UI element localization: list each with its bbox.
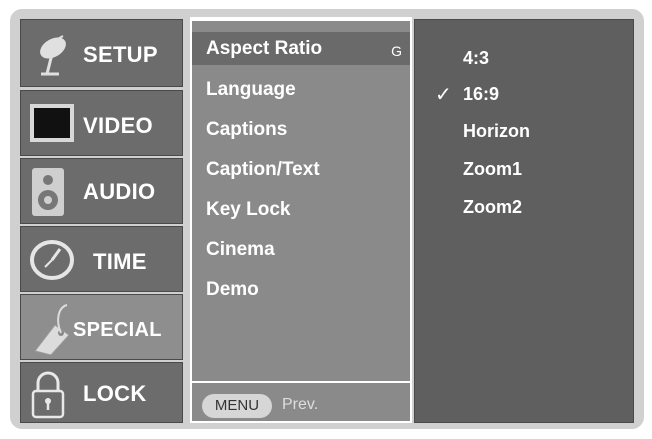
menu-item-key-lock[interactable]: Key Lock	[206, 199, 290, 221]
category-label: TIME	[93, 249, 147, 274]
option-zoom2[interactable]: Zoom2	[463, 197, 522, 218]
category-setup[interactable]: SETUP	[20, 19, 183, 87]
category-audio[interactable]: AUDIO	[20, 158, 183, 224]
option-4-3[interactable]: 4:3	[463, 48, 489, 69]
menu-item-demo[interactable]: Demo	[206, 279, 259, 301]
category-label: VIDEO	[83, 113, 153, 138]
tag-icon	[25, 299, 75, 360]
speaker-icon	[31, 167, 65, 222]
padlock-icon	[31, 369, 65, 424]
category-label: LOCK	[83, 381, 147, 406]
submenu-arrow-icon: G	[391, 43, 402, 59]
menu-item-captions[interactable]: Captions	[206, 119, 287, 141]
menu-item-cinema[interactable]: Cinema	[206, 239, 275, 261]
check-icon: ✓	[435, 84, 452, 106]
category-label: AUDIO	[83, 179, 156, 204]
satellite-dish-icon	[29, 30, 79, 83]
category-video[interactable]: VIDEO	[20, 90, 183, 156]
category-label: SPECIAL	[73, 319, 162, 341]
clock-icon	[29, 237, 75, 288]
option-horizon[interactable]: Horizon	[463, 121, 530, 142]
menu-item-label: Aspect Ratio	[206, 38, 323, 59]
menu-divider	[192, 381, 410, 383]
category-special[interactable]: SPECIAL	[20, 294, 183, 360]
prev-label: Prev.	[282, 396, 319, 413]
category-lock[interactable]: LOCK	[20, 362, 183, 423]
tv-screen-icon	[29, 103, 75, 148]
menu-item-caption-text[interactable]: Caption/Text	[206, 159, 320, 181]
menu-button[interactable]: MENU	[202, 394, 272, 418]
aspect-ratio-submenu: ✓ 4:3 16:9 Horizon Zoom1 Zoom2	[414, 19, 634, 423]
special-menu: Aspect Ratio G Language Captions Caption…	[190, 19, 412, 423]
menu-item-aspect-ratio[interactable]: Aspect Ratio G	[192, 32, 410, 65]
option-16-9[interactable]: 16:9	[463, 84, 499, 105]
category-label: SETUP	[83, 42, 158, 67]
menu-item-language[interactable]: Language	[206, 79, 296, 101]
option-zoom1[interactable]: Zoom1	[463, 159, 522, 180]
category-time[interactable]: TIME	[20, 226, 183, 292]
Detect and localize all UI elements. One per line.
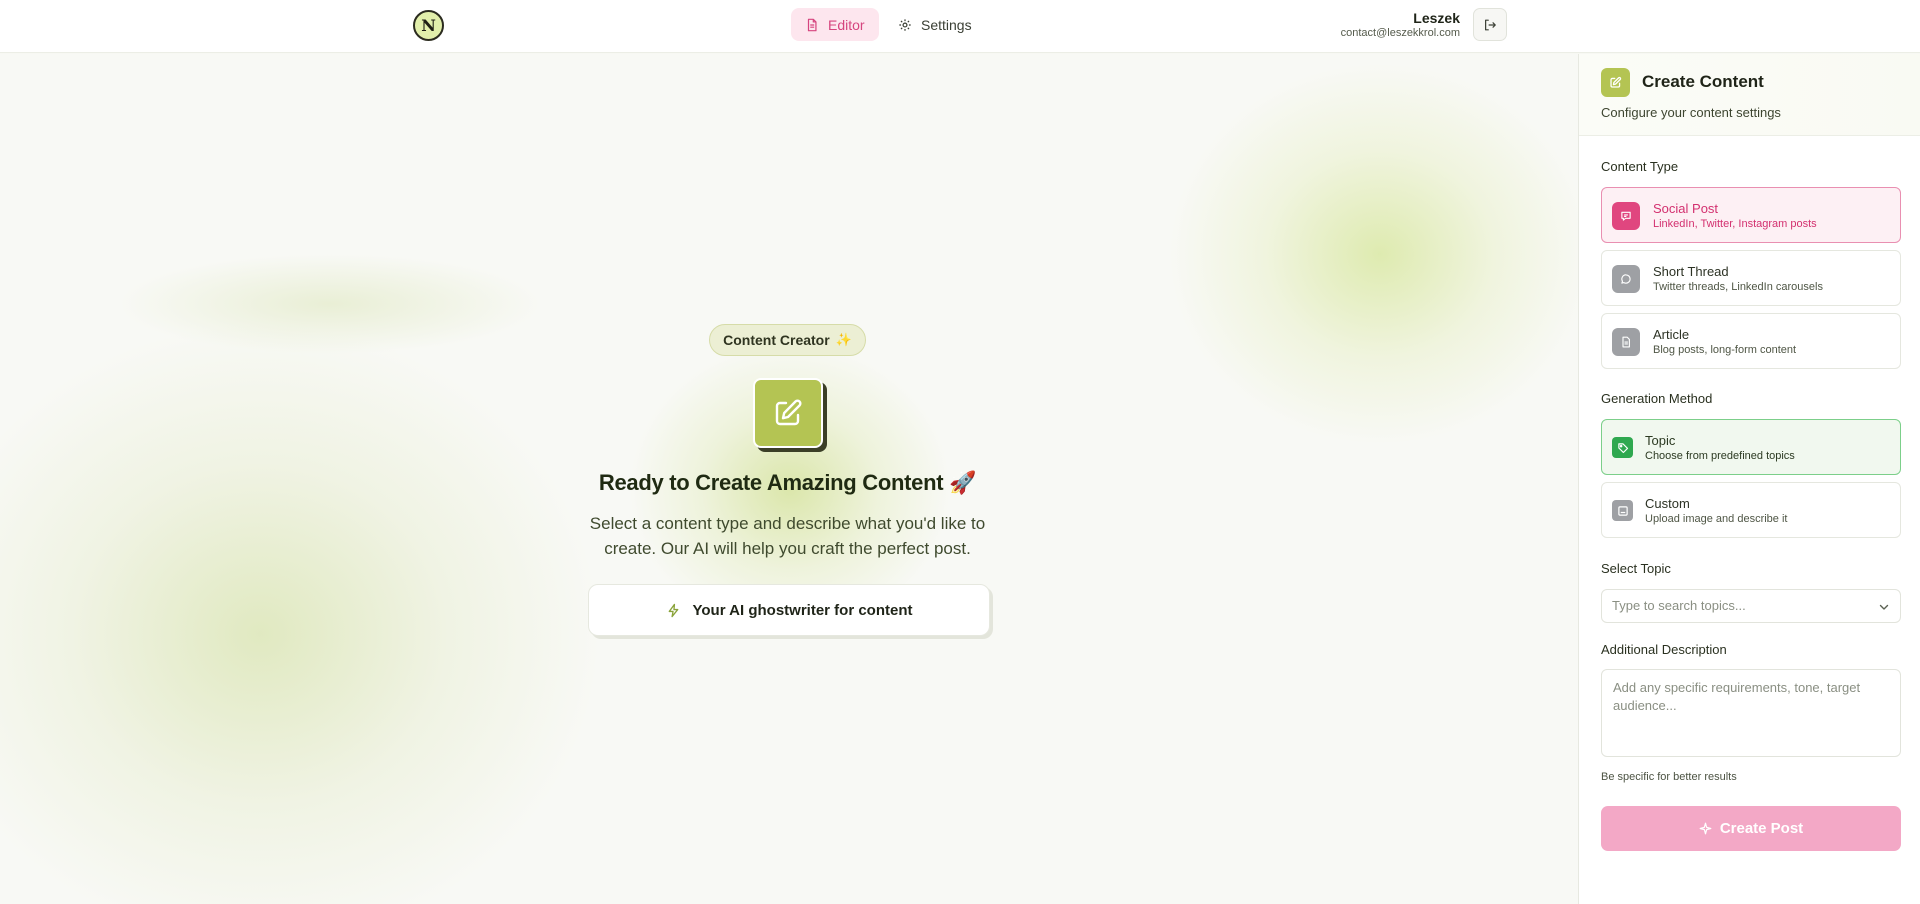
sparkle-icon: ✨ bbox=[835, 332, 852, 347]
hero-title: Ready to Create Amazing Content 🚀 bbox=[598, 470, 977, 495]
decorative-glow bbox=[120, 254, 540, 354]
logo-letter: N bbox=[421, 16, 436, 35]
edit-icon bbox=[753, 378, 823, 448]
option-title: Short Thread bbox=[1653, 264, 1729, 279]
option-description: Upload image and describe it bbox=[1645, 513, 1788, 525]
top-navigation-bar: N Editor Settings Leszek contact@leszekk… bbox=[0, 0, 1920, 53]
panel-header: Create Content Configure your content se… bbox=[1579, 54, 1920, 136]
option-description: Twitter threads, LinkedIn carousels bbox=[1653, 281, 1823, 293]
option-title: Custom bbox=[1645, 496, 1690, 511]
badge-label: Content Creator bbox=[723, 332, 830, 348]
logout-icon bbox=[1485, 19, 1496, 30]
description-hint: Be specific for better results bbox=[1601, 771, 1737, 783]
option-description: LinkedIn, Twitter, Instagram posts bbox=[1653, 218, 1817, 230]
chevron-down-icon bbox=[1879, 604, 1889, 610]
topic-select[interactable] bbox=[1601, 589, 1901, 623]
topic-search-input[interactable] bbox=[1612, 598, 1862, 613]
generation-method-label: Generation Method bbox=[1601, 391, 1713, 406]
option-title: Article bbox=[1653, 327, 1690, 342]
image-icon bbox=[1612, 500, 1633, 521]
generation-method-topic[interactable]: Topic Choose from predefined topics bbox=[1601, 419, 1901, 475]
logout-button[interactable] bbox=[1473, 8, 1507, 41]
option-description: Choose from predefined topics bbox=[1645, 450, 1795, 462]
decorative-glow bbox=[0, 324, 600, 904]
option-title: Topic bbox=[1645, 433, 1676, 448]
tab-editor-label: Editor bbox=[828, 16, 865, 33]
gear-icon bbox=[899, 18, 911, 31]
content-type-article[interactable]: Article Blog posts, long-form content bbox=[1601, 313, 1901, 369]
sparkle-icon bbox=[1699, 822, 1712, 835]
generation-method-custom[interactable]: Custom Upload image and describe it bbox=[1601, 482, 1901, 538]
additional-description-label: Additional Description bbox=[1601, 642, 1727, 657]
content-type-label: Content Type bbox=[1601, 159, 1679, 174]
edit-icon bbox=[1601, 68, 1630, 97]
tab-editor[interactable]: Editor bbox=[791, 8, 879, 41]
app-logo[interactable]: N bbox=[413, 10, 444, 41]
message-icon bbox=[1612, 202, 1640, 230]
lightning-icon bbox=[668, 603, 678, 617]
additional-description-field[interactable] bbox=[1601, 669, 1901, 757]
ai-ghostwriter-card: Your AI ghostwriter for content bbox=[588, 584, 990, 636]
decorative-glow bbox=[1170, 64, 1578, 444]
create-post-label: Create Post bbox=[1719, 820, 1804, 837]
select-topic-label: Select Topic bbox=[1601, 561, 1671, 576]
panel-subtitle: Configure your content settings bbox=[1601, 105, 1781, 120]
chat-bubble-icon bbox=[1612, 265, 1640, 293]
create-post-button[interactable]: Create Post bbox=[1601, 806, 1901, 851]
user-name: Leszek bbox=[1413, 10, 1460, 26]
tab-settings[interactable]: Settings bbox=[884, 8, 986, 41]
option-description: Blog posts, long-form content bbox=[1653, 344, 1797, 356]
content-type-short-thread[interactable]: Short Thread Twitter threads, LinkedIn c… bbox=[1601, 250, 1901, 306]
tab-settings-label: Settings bbox=[921, 16, 972, 33]
panel-title: Create Content bbox=[1642, 72, 1764, 91]
document-icon bbox=[807, 18, 817, 31]
ai-ghostwriter-label: Your AI ghostwriter for content bbox=[692, 601, 913, 619]
hero-description: Select a content type and describe what … bbox=[589, 514, 986, 558]
document-icon bbox=[1612, 328, 1640, 356]
content-type-social-post[interactable]: Social Post LinkedIn, Twitter, Instagram… bbox=[1601, 187, 1901, 243]
create-content-panel: Create Content Configure your content se… bbox=[1578, 54, 1920, 904]
option-title: Social Post bbox=[1653, 201, 1719, 216]
user-email: contact@leszekkrol.com bbox=[1340, 27, 1460, 39]
tag-icon bbox=[1612, 437, 1633, 458]
content-creator-badge: Content Creator ✨ bbox=[709, 324, 866, 356]
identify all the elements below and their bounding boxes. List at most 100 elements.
·····
WORK TO BE COMPLETED ▸ Can you repeat every line of the entries above word for word, leaving out the pictures?

TASK OUTPUT ▸
UI element localization: list each with its bbox.
menu-item-key-lock[interactable]: Key Lock	[206, 199, 290, 221]
category-label: TIME	[93, 249, 147, 274]
option-zoom2[interactable]: Zoom2	[463, 197, 522, 218]
category-setup[interactable]: SETUP	[20, 19, 183, 87]
category-audio[interactable]: AUDIO	[20, 158, 183, 224]
option-4-3[interactable]: 4:3	[463, 48, 489, 69]
menu-item-demo[interactable]: Demo	[206, 279, 259, 301]
category-label: VIDEO	[83, 113, 153, 138]
tag-icon	[25, 299, 75, 360]
speaker-icon	[31, 167, 65, 222]
padlock-icon	[31, 369, 65, 424]
category-label: LOCK	[83, 381, 147, 406]
submenu-arrow-icon: G	[391, 43, 402, 59]
menu-item-captions[interactable]: Captions	[206, 119, 287, 141]
menu-item-cinema[interactable]: Cinema	[206, 239, 275, 261]
check-icon: ✓	[435, 84, 452, 106]
category-label: AUDIO	[83, 179, 156, 204]
satellite-dish-icon	[29, 30, 79, 83]
category-video[interactable]: VIDEO	[20, 90, 183, 156]
category-label: SPECIAL	[73, 319, 162, 341]
clock-icon	[29, 237, 75, 288]
option-horizon[interactable]: Horizon	[463, 121, 530, 142]
menu-item-label: Aspect Ratio	[206, 38, 323, 59]
menu-divider	[192, 381, 410, 383]
category-special[interactable]: SPECIAL	[20, 294, 183, 360]
prev-label: Prev.	[282, 396, 319, 413]
category-lock[interactable]: LOCK	[20, 362, 183, 423]
tv-screen-icon	[29, 103, 75, 148]
menu-item-caption-text[interactable]: Caption/Text	[206, 159, 320, 181]
menu-button[interactable]: MENU	[202, 394, 272, 418]
aspect-ratio-submenu: ✓ 4:3 16:9 Horizon Zoom1 Zoom2	[414, 19, 634, 423]
special-menu: Aspect Ratio G Language Captions Caption…	[190, 19, 412, 423]
menu-item-aspect-ratio[interactable]: Aspect Ratio G	[192, 32, 410, 65]
option-16-9[interactable]: 16:9	[463, 84, 499, 105]
category-label: SETUP	[83, 42, 158, 67]
menu-item-language[interactable]: Language	[206, 79, 296, 101]
option-zoom1[interactable]: Zoom1	[463, 159, 522, 180]
category-time[interactable]: TIME	[20, 226, 183, 292]
Detect and localize all UI elements. One per line.
sparkle-icon: ✨ bbox=[835, 332, 852, 347]
hero-title: Ready to Create Amazing Content 🚀 bbox=[598, 470, 977, 495]
decorative-glow bbox=[120, 254, 540, 354]
logo-letter: N bbox=[421, 16, 436, 35]
edit-icon bbox=[753, 378, 823, 448]
option-title: Short Thread bbox=[1653, 264, 1729, 279]
option-description: Upload image and describe it bbox=[1645, 513, 1788, 525]
top-navigation-bar: N Editor Settings Leszek contact@leszekk… bbox=[0, 0, 1920, 53]
panel-header: Create Content Configure your content se… bbox=[1579, 54, 1920, 136]
option-description: Twitter threads, LinkedIn carousels bbox=[1653, 281, 1823, 293]
option-title: Custom bbox=[1645, 496, 1690, 511]
badge-label: Content Creator bbox=[723, 332, 830, 348]
logout-icon bbox=[1485, 19, 1496, 30]
description-hint: Be specific for better results bbox=[1601, 771, 1737, 783]
option-description: LinkedIn, Twitter, Instagram posts bbox=[1653, 218, 1817, 230]
chevron-down-icon bbox=[1879, 604, 1889, 610]
topic-select[interactable] bbox=[1601, 589, 1901, 623]
topic-search-input[interactable] bbox=[1612, 598, 1862, 613]
generation-method-label: Generation Method bbox=[1601, 391, 1713, 406]
option-title: Article bbox=[1653, 327, 1690, 342]
image-icon bbox=[1612, 500, 1633, 521]
generation-method-topic[interactable]: Topic Choose from predefined topics bbox=[1601, 419, 1901, 475]
logout-button[interactable] bbox=[1473, 8, 1507, 41]
option-description: Choose from predefined topics bbox=[1645, 450, 1795, 462]
decorative-glow bbox=[0, 324, 600, 904]
option-title: Topic bbox=[1645, 433, 1676, 448]
tab-editor-label: Editor bbox=[828, 16, 865, 33]
gear-icon bbox=[899, 18, 911, 31]
content-type-article[interactable]: Article Blog posts, long-form content bbox=[1601, 313, 1901, 369]
sparkle-icon bbox=[1699, 822, 1712, 835]
generation-method-custom[interactable]: Custom Upload image and describe it bbox=[1601, 482, 1901, 538]
additional-description-label: Additional Description bbox=[1601, 642, 1727, 657]
content-type-label: Content Type bbox=[1601, 159, 1679, 174]
edit-icon bbox=[1601, 68, 1630, 97]
tab-editor[interactable]: Editor bbox=[791, 8, 879, 41]
app-logo[interactable]: N bbox=[413, 10, 444, 41]
message-icon bbox=[1612, 202, 1640, 230]
lightning-icon bbox=[668, 603, 678, 617]
additional-description-field[interactable] bbox=[1601, 669, 1901, 757]
ai-ghostwriter-card: Your AI ghostwriter for content bbox=[588, 584, 990, 636]
decorative-glow bbox=[1170, 64, 1578, 444]
create-post-label: Create Post bbox=[1719, 820, 1804, 837]
select-topic-label: Select Topic bbox=[1601, 561, 1671, 576]
panel-subtitle: Configure your content settings bbox=[1601, 105, 1781, 120]
chat-bubble-icon bbox=[1612, 265, 1640, 293]
create-post-button[interactable]: Create Post bbox=[1601, 806, 1901, 851]
user-name: Leszek bbox=[1413, 10, 1460, 26]
tab-settings[interactable]: Settings bbox=[884, 8, 986, 41]
option-description: Blog posts, long-form content bbox=[1653, 344, 1797, 356]
content-type-short-thread[interactable]: Short Thread Twitter threads, LinkedIn c… bbox=[1601, 250, 1901, 306]
tab-settings-label: Settings bbox=[921, 16, 972, 33]
panel-title: Create Content bbox=[1642, 72, 1764, 91]
document-icon bbox=[807, 18, 817, 31]
ai-ghostwriter-label: Your AI ghostwriter for content bbox=[692, 601, 913, 619]
hero-description: Select a content type and describe what … bbox=[589, 514, 986, 558]
document-icon bbox=[1612, 328, 1640, 356]
content-type-social-post[interactable]: Social Post LinkedIn, Twitter, Instagram… bbox=[1601, 187, 1901, 243]
create-content-panel: Create Content Configure your content se… bbox=[1578, 54, 1920, 904]
option-title: Social Post bbox=[1653, 201, 1719, 216]
user-email: contact@leszekkrol.com bbox=[1340, 27, 1460, 39]
tag-icon bbox=[1612, 437, 1633, 458]
content-creator-badge: Content Creator ✨ bbox=[709, 324, 866, 356]
identify all the elements below and their bounding boxes. List at most 100 elements.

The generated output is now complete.